--- Start of Provided material ---

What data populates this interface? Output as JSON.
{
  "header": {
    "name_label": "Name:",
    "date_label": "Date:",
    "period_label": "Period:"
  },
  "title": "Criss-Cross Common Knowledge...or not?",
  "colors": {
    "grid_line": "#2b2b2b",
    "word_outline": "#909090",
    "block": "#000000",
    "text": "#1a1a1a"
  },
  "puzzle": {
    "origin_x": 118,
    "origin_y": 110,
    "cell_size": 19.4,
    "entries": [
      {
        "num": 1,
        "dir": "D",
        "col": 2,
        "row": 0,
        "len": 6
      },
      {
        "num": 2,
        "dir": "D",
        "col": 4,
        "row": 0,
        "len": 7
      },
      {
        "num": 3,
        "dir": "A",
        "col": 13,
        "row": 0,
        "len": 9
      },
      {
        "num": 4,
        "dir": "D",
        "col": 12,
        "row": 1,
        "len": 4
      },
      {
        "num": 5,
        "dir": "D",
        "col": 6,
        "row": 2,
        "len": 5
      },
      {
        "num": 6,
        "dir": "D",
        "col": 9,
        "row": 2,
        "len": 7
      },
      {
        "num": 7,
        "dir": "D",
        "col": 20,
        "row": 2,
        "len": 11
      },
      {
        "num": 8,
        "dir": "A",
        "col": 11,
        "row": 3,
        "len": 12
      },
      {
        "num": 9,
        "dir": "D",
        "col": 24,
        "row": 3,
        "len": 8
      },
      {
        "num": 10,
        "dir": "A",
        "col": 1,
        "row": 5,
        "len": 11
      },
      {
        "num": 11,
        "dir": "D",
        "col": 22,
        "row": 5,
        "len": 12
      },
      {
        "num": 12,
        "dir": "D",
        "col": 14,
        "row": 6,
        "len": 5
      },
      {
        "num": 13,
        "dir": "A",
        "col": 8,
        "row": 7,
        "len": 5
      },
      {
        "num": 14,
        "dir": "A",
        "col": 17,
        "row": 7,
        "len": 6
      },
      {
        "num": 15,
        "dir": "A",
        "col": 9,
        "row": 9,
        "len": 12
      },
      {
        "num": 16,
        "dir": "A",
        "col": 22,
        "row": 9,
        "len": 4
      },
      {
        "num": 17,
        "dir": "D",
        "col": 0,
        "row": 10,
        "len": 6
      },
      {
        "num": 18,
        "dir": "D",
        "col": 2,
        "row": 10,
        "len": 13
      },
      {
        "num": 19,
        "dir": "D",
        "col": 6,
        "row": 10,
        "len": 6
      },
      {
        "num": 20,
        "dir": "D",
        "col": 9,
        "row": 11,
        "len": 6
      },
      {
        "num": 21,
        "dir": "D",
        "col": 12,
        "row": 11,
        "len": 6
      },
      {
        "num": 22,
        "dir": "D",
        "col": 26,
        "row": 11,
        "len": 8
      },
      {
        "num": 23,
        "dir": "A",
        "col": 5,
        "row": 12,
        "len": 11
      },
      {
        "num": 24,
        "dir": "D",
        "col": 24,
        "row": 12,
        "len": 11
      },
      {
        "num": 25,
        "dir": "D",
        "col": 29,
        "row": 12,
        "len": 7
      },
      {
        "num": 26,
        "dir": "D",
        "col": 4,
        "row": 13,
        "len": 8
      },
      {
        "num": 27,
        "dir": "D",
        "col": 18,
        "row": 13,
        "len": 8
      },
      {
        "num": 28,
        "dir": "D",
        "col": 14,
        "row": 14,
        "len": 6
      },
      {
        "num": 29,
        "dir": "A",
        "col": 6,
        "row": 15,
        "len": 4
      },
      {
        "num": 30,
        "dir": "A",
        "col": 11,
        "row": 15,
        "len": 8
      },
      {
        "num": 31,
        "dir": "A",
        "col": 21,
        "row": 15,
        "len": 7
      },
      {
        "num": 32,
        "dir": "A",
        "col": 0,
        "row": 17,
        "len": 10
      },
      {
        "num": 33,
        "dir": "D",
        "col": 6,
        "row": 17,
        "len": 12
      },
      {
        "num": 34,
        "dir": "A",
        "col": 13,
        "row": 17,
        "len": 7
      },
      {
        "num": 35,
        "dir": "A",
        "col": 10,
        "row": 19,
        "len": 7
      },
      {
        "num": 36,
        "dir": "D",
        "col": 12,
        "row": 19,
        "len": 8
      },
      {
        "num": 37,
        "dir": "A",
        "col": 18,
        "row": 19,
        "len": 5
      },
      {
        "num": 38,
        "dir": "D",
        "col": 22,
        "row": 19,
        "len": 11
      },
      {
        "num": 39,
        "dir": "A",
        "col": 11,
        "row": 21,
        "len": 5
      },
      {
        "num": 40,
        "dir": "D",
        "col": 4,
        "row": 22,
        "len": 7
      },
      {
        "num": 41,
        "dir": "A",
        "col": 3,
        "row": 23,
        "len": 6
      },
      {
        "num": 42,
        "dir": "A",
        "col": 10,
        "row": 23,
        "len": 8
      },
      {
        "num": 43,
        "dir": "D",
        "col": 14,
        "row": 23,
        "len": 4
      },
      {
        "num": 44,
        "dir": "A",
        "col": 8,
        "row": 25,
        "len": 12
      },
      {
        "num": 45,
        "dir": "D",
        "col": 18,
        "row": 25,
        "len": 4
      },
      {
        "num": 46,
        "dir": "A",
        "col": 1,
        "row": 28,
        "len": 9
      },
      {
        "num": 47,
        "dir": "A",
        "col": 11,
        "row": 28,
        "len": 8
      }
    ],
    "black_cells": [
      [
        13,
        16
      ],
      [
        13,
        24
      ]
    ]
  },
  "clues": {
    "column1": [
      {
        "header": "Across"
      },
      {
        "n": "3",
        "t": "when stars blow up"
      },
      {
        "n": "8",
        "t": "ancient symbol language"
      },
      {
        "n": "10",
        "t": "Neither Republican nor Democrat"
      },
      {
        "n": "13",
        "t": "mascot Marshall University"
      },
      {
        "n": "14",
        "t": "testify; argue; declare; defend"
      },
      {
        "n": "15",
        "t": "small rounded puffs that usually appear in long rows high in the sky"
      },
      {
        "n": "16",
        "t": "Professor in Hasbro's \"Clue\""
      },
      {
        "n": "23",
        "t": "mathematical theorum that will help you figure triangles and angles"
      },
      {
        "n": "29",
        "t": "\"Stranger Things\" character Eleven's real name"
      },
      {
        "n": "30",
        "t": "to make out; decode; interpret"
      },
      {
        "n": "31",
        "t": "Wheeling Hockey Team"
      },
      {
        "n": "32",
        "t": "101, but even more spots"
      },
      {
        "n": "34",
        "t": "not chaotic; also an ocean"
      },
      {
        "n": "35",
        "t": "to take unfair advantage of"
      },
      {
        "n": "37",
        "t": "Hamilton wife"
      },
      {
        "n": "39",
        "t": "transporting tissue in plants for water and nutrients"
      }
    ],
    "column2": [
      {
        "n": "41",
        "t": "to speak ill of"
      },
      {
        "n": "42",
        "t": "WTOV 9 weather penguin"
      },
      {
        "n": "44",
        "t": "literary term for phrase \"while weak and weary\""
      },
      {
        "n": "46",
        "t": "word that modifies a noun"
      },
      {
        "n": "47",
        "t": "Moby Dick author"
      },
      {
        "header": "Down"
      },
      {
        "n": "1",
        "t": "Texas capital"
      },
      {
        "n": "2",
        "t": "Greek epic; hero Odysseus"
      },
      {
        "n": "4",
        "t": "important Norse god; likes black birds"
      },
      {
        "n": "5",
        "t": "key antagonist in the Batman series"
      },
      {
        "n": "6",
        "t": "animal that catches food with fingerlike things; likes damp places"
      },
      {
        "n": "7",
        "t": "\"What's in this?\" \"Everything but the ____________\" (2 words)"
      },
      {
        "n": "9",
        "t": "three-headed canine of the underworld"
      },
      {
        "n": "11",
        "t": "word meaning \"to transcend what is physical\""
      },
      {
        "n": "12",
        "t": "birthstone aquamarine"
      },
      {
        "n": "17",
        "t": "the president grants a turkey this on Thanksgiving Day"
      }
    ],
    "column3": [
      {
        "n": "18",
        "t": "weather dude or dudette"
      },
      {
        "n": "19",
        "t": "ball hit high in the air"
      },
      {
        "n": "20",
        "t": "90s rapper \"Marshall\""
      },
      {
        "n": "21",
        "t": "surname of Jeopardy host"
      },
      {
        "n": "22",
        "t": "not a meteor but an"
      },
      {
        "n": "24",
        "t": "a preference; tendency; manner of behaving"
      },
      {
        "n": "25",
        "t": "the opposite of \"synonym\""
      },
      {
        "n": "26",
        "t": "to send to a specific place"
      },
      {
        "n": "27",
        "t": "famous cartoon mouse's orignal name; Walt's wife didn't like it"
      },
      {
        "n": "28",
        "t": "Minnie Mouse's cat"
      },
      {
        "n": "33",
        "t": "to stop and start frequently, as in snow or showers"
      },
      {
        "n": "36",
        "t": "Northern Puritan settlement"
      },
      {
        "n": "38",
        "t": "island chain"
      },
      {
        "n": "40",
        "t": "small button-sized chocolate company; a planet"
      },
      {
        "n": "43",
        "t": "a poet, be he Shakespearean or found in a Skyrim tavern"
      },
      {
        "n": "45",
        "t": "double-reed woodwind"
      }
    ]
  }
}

--- End of Provided material ---

**Exercise details:**
Gather all lines with the string "weather" from the data.

**Correct output:**
        "t": "WTOV 9 weather penguin"
        "t": "weather dude or dudette"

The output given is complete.